-- SELECTED PASSAGE follows --
Consultant. Vol. 42 No. 9
 

Drug Therapy for Type 2 Diabetes:Questions and Caveats

August 1, 2002

Dr Gregory Rutecki’s interactive teaching case, “A Middle-Aged Man With Polyuria: The Initial Visit” (CONSULTANT, March 2001, page 357), provided a welcome opportunity for me to review the care I provide to my patients with type 2 diabetes, who comprise a very large percentage of my practice. I am particularly interested in identifying, preventing, and treating diabetic kidney disease. I have also found metformin(Drug information on metformin) to be a good oral hypoglycemic agent, provided certain precautions are observed when it is used. Dr Rutecki points out in his case presentation that the only major contraindication to metformin use is renal disease. The patient in his case presentation has microalbuminuria near the threshold range for overt nephropathy. My understanding of the effects of metformin in this setting is that it will not induce nephropathy in an adequately hydrated patient—although it increases the risk of lactic acidosis if significant nephropathy of any type is already present. I want to continue prescribing metformin for my patients with microalbuminuria in the range of 30 to 300 mg/d. Does Dr Rutecki support this therapeutic approach?
-- SELECTED PASSAGE concluded --
TASK INSTRUCTIONS
Translate this sentence from the letter on diabetes drug therapy into Spanish: "I am particularly interested in identifying, preventing, and treating diabetic kidney disease." The listing after this letter is separate material with no connection to it.
-- DATA UNDER STUDY follows --
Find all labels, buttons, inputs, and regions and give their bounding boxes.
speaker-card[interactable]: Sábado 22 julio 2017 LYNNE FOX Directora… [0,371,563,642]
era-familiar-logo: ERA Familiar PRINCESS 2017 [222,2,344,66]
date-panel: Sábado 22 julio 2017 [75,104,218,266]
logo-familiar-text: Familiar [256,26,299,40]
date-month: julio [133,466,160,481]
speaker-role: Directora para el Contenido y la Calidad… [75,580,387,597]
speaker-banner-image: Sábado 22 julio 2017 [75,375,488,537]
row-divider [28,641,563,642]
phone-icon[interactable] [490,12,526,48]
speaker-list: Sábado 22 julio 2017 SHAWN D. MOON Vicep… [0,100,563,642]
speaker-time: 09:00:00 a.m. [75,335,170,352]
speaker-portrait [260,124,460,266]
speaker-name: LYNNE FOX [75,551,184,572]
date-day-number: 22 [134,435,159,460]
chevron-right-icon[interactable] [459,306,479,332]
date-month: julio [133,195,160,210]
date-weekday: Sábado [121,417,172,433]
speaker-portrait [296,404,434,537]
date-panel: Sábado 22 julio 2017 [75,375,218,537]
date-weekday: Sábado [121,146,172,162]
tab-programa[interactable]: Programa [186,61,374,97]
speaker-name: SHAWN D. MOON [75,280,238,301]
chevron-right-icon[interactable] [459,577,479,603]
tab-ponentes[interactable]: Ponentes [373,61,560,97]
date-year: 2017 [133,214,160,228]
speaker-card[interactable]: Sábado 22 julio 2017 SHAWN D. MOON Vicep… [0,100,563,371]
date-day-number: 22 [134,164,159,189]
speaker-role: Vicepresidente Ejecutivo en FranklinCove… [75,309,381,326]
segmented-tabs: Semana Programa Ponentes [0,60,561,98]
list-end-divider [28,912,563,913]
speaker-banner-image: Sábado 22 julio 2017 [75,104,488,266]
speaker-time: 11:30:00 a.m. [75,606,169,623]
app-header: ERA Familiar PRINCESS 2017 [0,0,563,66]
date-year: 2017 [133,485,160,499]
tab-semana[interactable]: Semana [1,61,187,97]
-- DATA UNDER STUDY concluded --
TASK RESPONSE
Me interesa particularmente identificar, prevenir y tratar la enfermedad renal diabética.